== Passage ==
Scientists from across the UK have successfully secured nearly one in five of the prestigious grants from the European Research Council in the latest funding round announced last week. This comes as some good news for British researchers who have been increasingly concerned that they are finding it harder to raise funds post the EU referendum.
Vicky Ford was the UK's lead MEP negotiator on the EU's £70 billion Horizon 2020 fund for research. She explained that whilst this was a positive sign the situation needs to be watched very carefully. She pointed that in the past applicants from the UK have succeeded in winning more ERC grants than any other country but in this latest round the UK had dropped to number two, with 59 grant winners behind Germany´s 61.
The European Research Council grants support to individual researchers in frontier research, especially for pioneering ideas in new and emerging fields. The UK has championed the ERC since it was established less than 10 years ago. Winning an ERC grant is now considered a global badge of excellence. The latest awards are "starter grants" for early-career researchers and the winners will be able to use the funds to build their own teams of post-docs and PhD students.
Mrs Ford said, "These grants are extremely valuable to British universities and to innovation in the UK. For so long as we remain a member of the EU our researchers are entitled to apply and should not be treated like second-class citizens with regards to continued access. It is important that we keep a close eye on this. If there is a significant drop off in grants to the UK we will need to treat this very seriously at the highest level."
Six grants were awarded to individuals at Cambridge University in a wide array of subjects from number theory to neuroscience which Mrs Ford said was "excellent news, reflecting the world class expertise that we are so privileged to have in Cambridge."
===
# [Required work]
a. Translate this sentence from the article on UK researchers and European Research Council grants into French: "Winning an ERC grant is now considered a global badge of excellence."
b. Rewrite the stretch of the article on European Research Council grants from "The European Research Council grants" through "and PhD students.", replacing "early-career researchers" with "junior researchers".
c. Continue the article on UK researchers and European Research Council grants from where it stops.
== Stored data ==
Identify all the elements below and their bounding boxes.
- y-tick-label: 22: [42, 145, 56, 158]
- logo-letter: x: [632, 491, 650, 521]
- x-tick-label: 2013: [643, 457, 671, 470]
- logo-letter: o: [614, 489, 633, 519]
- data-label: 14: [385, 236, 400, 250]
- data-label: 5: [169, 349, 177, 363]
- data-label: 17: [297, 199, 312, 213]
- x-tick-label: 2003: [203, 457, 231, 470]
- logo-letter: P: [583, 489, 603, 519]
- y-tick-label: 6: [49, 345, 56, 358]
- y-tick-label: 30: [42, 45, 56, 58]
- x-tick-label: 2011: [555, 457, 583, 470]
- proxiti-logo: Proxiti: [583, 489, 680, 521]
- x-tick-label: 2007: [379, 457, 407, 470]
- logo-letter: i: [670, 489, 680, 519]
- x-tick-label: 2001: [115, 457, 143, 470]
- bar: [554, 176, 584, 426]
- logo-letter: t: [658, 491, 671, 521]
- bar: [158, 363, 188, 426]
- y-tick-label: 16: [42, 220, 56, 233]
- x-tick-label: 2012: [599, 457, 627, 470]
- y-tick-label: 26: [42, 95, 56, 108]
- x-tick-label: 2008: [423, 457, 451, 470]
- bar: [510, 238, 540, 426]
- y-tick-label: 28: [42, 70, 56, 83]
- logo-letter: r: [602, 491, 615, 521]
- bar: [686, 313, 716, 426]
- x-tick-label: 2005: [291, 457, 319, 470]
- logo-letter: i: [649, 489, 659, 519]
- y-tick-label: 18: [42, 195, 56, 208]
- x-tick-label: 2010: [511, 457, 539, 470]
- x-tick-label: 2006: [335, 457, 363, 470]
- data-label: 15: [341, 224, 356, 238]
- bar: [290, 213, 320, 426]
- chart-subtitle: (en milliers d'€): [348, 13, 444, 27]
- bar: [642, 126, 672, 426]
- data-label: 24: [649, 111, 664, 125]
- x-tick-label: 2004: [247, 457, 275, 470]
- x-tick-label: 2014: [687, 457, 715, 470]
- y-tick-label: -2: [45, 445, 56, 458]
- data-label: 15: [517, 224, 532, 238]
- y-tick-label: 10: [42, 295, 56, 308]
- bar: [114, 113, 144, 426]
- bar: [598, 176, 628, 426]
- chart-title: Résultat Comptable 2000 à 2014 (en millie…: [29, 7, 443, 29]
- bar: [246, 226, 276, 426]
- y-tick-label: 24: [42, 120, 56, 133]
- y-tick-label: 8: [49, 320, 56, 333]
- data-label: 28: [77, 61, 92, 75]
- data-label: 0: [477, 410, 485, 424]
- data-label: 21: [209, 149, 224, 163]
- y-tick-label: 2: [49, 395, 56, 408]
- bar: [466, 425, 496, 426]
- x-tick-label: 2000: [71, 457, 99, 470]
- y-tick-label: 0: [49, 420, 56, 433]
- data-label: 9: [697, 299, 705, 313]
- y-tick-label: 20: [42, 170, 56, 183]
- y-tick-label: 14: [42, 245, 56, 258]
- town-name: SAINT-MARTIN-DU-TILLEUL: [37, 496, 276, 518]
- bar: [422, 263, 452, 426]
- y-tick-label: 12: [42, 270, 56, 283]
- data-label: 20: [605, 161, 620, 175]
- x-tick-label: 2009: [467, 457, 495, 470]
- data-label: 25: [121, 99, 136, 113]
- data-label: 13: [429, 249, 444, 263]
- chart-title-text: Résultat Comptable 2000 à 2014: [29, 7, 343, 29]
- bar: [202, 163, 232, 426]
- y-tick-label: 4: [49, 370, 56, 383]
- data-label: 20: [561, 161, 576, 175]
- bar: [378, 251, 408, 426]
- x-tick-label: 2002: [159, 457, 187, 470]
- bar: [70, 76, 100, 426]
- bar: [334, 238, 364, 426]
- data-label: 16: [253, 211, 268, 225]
===
# [Answers by item number]
a. Obtenir une subvention de l'ERC est désormais considéré comme un label d'excellence à l'échelle mondiale.

b.
The European Research Council grants support to individual researchers in frontier research, especially for pioneering ideas in new and emerging fields. The UK has championed the ERC since it was established less than 10 years ago. Winning an ERC grant is now considered a global badge of excellence. The latest awards are "starter grants" for junior researchers and the winners will be able to use the funds to build their own teams of post-docs and PhD students.

c.
In Bedfordshire, a grant was awarded to Ewan McAdam at Cranfield University for a research project on 'Sustainable Chemical Alternatives for Re-use in the Circular Economy'. Mrs Ford said "Cranfield has a unique reputation for turning academic study into industrial success and its excellent news that they will be involved in this vital area of making production more sustainable."
At the John Innes centre in Norfolk, a grant was awarded to Diane Saunders for 'Decoding the Molecular Mechanisms Driving Host Adaptation of Yellow Rust on Cereal Crops and Grasses'. Mrs Ford explained "John Innes is considered one of the very top institutions in the world for plant sciences. Finding new ways to combat plant disease in a changing climate is key for the future of food and farming. "
Reflecting on the future of research funding post Brexit Mrs Ford said, "If we want to continue being world leaders in research we need to make sure that our researchers can access world class grants and work easily with experts in other countries. We should consider either negotiating to continue participating in the European Research Council or establish a parallel complementary system."